- RECORDS TO USE
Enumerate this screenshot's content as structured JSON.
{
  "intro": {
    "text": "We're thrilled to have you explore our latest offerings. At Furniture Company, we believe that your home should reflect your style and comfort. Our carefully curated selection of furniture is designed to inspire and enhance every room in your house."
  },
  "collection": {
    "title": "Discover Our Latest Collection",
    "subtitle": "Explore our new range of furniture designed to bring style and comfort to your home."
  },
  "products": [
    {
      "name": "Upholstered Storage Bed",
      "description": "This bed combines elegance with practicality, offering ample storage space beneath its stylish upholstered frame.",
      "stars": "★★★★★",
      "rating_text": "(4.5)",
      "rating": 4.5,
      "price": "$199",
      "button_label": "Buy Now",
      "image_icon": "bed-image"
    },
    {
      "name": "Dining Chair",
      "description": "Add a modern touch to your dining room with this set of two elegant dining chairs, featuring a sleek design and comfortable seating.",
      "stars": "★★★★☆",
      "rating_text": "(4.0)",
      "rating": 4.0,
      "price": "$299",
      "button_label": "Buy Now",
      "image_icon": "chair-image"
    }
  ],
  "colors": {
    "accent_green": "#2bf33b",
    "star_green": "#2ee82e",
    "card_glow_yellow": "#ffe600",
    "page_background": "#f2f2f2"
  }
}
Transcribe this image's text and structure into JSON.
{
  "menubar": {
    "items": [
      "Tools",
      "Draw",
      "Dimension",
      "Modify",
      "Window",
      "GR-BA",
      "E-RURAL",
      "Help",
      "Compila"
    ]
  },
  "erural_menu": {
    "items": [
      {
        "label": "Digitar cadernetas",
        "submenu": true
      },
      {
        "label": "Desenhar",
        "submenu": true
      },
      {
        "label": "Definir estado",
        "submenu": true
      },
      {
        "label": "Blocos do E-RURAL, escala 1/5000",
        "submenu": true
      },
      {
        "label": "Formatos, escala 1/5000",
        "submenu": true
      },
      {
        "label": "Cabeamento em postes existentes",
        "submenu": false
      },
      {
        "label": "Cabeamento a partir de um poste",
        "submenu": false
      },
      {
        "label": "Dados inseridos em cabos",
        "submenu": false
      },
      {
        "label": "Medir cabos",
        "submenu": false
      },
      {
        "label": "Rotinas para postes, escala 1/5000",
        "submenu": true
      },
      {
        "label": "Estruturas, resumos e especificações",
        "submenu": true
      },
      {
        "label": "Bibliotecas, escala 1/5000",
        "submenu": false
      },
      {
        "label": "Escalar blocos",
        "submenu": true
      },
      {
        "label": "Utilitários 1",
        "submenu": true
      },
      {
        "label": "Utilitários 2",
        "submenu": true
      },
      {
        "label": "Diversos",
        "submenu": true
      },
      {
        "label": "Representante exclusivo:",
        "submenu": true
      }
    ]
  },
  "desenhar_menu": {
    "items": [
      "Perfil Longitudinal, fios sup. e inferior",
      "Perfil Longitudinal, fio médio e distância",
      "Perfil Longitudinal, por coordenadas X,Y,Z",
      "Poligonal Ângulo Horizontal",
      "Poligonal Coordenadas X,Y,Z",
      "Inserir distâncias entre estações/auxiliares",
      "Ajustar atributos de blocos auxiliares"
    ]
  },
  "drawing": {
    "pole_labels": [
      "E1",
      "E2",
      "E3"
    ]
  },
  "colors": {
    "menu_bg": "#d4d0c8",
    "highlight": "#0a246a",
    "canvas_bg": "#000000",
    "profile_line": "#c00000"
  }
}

- EXERCISE
Please restate the data word for word, every record included.

- ANSWER FOR THE TASK
Enumerate this screenshot's content as structured JSON.
{
  "intro": {
    "text": "We're thrilled to have you explore our latest offerings. At Furniture Company, we believe that your home should reflect your style and comfort. Our carefully curated selection of furniture is designed to inspire and enhance every room in your house."
  },
  "collection": {
    "title": "Discover Our Latest Collection",
    "subtitle": "Explore our new range of furniture designed to bring style and comfort to your home."
  },
  "products": [
    {
      "name": "Upholstered Storage Bed",
      "description": "This bed combines elegance with practicality, offering ample storage space beneath its stylish upholstered frame.",
      "stars": "★★★★★",
      "rating_text": "(4.5)",
      "rating": 4.5,
      "price": "$199",
      "button_label": "Buy Now",
      "image_icon": "bed-image"
    },
    {
      "name": "Dining Chair",
      "description": "Add a modern touch to your dining room with this set of two elegant dining chairs, featuring a sleek design and comfortable seating.",
      "stars": "★★★★☆",
      "rating_text": "(4.0)",
      "rating": 4.0,
      "price": "$299",
      "button_label": "Buy Now",
      "image_icon": "chair-image"
    }
  ],
  "colors": {
    "accent_green": "#2bf33b",
    "star_green": "#2ee82e",
    "card_glow_yellow": "#ffe600",
    "page_background": "#f2f2f2"
  }
}
Transcribe this image's text and structure into JSON.
{
  "menubar": {
    "items": [
      "Tools",
      "Draw",
      "Dimension",
      "Modify",
      "Window",
      "GR-BA",
      "E-RURAL",
      "Help",
      "Compila"
    ]
  },
  "erural_menu": {
    "items": [
      {
        "label": "Digitar cadernetas",
        "submenu": true
      },
      {
        "label": "Desenhar",
        "submenu": true
      },
      {
        "label": "Definir estado",
        "submenu": true
      },
      {
        "label": "Blocos do E-RURAL, escala 1/5000",
        "submenu": true
      },
      {
        "label": "Formatos, escala 1/5000",
        "submenu": true
      },
      {
        "label": "Cabeamento em postes existentes",
        "submenu": false
      },
      {
        "label": "Cabeamento a partir de um poste",
        "submenu": false
      },
      {
        "label": "Dados inseridos em cabos",
        "submenu": false
      },
      {
        "label": "Medir cabos",
        "submenu": false
      },
      {
        "label": "Rotinas para postes, escala 1/5000",
        "submenu": true
      },
      {
        "label": "Estruturas, resumos e especificações",
        "submenu": true
      },
      {
        "label": "Bibliotecas, escala 1/5000",
        "submenu": false
      },
      {
        "label": "Escalar blocos",
        "submenu": true
      },
      {
        "label": "Utilitários 1",
        "submenu": true
      },
      {
        "label": "Utilitários 2",
        "submenu": true
      },
      {
        "label": "Diversos",
        "submenu": true
      },
      {
        "label": "Representante exclusivo:",
        "submenu": true
      }
    ]
  },
  "desenhar_menu": {
    "items": [
      "Perfil Longitudinal, fios sup. e inferior",
      "Perfil Longitudinal, fio médio e distância",
      "Perfil Longitudinal, por coordenadas X,Y,Z",
      "Poligonal Ângulo Horizontal",
      "Poligonal Coordenadas X,Y,Z",
      "Inserir distâncias entre estações/auxiliares",
      "Ajustar atributos de blocos auxiliares"
    ]
  },
  "drawing": {
    "pole_labels": [
      "E1",
      "E2",
      "E3"
    ]
  },
  "colors": {
    "menu_bg": "#d4d0c8",
    "highlight": "#0a246a",
    "canvas_bg": "#000000",
    "profile_line": "#c00000"
  }
}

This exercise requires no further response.